**What is required:**
Scan the material below for lines with the word "extract" and report how many there are, with nothing added.

**Record excerpts:**

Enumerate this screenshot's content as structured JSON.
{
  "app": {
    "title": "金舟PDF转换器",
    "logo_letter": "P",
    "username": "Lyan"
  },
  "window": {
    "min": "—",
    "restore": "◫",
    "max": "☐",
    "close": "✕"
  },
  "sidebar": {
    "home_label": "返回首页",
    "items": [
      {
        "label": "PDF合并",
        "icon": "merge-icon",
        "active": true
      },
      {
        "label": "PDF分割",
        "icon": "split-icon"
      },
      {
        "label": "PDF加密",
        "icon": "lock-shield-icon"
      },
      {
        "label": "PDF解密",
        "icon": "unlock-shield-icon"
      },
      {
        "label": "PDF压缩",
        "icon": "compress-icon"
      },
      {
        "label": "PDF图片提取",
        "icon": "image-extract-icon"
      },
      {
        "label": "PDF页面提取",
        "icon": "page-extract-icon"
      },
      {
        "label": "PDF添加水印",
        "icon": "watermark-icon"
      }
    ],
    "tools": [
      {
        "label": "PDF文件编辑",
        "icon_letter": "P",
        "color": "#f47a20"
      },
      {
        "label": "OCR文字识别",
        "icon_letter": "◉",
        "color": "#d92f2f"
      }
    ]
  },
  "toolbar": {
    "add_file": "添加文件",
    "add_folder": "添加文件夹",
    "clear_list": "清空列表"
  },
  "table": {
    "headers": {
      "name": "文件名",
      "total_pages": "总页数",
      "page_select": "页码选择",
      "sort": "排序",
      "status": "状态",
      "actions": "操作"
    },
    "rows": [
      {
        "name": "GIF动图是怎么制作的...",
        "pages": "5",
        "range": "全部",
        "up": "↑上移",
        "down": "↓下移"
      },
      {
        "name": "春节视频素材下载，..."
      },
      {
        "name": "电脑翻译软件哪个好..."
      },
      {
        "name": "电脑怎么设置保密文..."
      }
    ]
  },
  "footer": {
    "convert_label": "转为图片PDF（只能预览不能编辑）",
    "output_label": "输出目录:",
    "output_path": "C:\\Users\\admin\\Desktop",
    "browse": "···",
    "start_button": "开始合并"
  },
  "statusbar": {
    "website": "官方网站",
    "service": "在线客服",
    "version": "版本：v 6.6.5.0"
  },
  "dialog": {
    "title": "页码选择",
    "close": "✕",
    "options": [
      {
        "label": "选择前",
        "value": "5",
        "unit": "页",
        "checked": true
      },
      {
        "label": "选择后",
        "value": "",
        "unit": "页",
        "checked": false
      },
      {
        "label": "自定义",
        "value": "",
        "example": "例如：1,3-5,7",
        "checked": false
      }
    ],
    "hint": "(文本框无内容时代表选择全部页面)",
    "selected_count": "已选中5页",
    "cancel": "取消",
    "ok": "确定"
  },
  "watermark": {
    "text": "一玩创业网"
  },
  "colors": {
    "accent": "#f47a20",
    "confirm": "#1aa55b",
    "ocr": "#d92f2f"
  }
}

**Written solution:**
2